» **How to complete this task**
Copy out each line of the listing below in which the string "till" occurs.

________________________________________

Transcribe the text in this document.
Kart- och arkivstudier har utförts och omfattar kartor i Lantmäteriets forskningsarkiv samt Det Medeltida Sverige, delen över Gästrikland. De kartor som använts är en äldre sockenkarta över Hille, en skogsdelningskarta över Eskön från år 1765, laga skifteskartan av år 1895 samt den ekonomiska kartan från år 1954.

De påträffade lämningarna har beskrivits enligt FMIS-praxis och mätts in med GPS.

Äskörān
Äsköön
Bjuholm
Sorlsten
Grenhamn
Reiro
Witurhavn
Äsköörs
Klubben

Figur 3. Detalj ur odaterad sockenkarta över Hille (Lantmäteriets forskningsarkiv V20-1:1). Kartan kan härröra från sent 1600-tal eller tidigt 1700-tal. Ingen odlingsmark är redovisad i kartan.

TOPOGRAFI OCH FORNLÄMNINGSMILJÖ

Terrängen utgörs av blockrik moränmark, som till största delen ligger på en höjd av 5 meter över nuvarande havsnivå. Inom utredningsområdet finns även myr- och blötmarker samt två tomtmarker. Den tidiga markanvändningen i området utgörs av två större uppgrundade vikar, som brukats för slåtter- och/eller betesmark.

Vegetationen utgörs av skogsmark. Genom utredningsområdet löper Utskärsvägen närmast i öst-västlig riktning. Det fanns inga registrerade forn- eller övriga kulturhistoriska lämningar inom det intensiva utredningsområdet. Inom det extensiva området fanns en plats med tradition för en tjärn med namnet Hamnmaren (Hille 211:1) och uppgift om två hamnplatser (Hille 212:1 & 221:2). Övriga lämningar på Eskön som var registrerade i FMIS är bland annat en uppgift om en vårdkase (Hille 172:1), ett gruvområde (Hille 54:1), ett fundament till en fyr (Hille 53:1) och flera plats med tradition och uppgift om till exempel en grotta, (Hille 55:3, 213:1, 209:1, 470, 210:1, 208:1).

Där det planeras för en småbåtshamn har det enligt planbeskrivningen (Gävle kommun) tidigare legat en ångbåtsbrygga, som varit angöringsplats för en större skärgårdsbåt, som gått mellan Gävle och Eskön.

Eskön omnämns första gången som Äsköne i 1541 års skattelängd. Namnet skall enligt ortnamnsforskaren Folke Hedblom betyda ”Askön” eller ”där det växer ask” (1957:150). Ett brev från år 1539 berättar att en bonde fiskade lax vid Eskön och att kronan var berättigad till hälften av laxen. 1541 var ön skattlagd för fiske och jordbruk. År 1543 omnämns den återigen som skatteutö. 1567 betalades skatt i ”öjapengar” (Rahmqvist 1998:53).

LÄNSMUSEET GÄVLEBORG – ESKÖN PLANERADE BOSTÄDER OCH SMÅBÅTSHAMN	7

________________________________________

» **Answer below**
Terrängen utgörs av blockrik moränmark, som till största delen ligger på en höjd av 5 meter över nuvarande havsnivå. Inom utredningsområdet finns även myr- och blötmarker samt två tomtmarker. Den tidiga markanvändningen i området utgörs av två större uppgrundade vikar, som brukats för slåtter- och/eller betesmark.
Vegetationen utgörs av skogsmark. Genom utredningsområdet löper Utskärsvägen närmast i öst-västlig riktning. Det fanns inga registrerade forn- eller övriga kulturhistoriska lämningar inom det intensiva utredningsområdet. Inom det extensiva området fanns en plats med tradition för en tjärn med namnet Hamnmaren (Hille 211:1) och uppgift om två hamnplatser (Hille 212:1 & 221:2). Övriga lämningar på Eskön som var registrerade i FMIS är bland annat en uppgift om en vårdkase (Hille 172:1), ett gruvområde (Hille 54:1), ett fundament till en fyr (Hille 53:1) och flera plats med tradition och uppgift om till exempel en grotta, (Hille 55:3, 213:1, 209:1, 470, 210:1, 208:1).
Eskön omnämns första gången som Äsköne i 1541 års skattelängd. Namnet skall enligt ortnamnsforskaren Folke Hedblom betyda ”Askön” eller ”där det växer ask” (1957:150). Ett brev från år 1539 berättar att en bonde fiskade lax vid Eskön och att kronan var berättigad till hälften av laxen. 1541 var ön skattlagd för fiske och jordbruk. År 1543 omnämns den återigen som skatteutö. 1567 betalades skatt i ”öjapengar” (Rahmqvist 1998:53).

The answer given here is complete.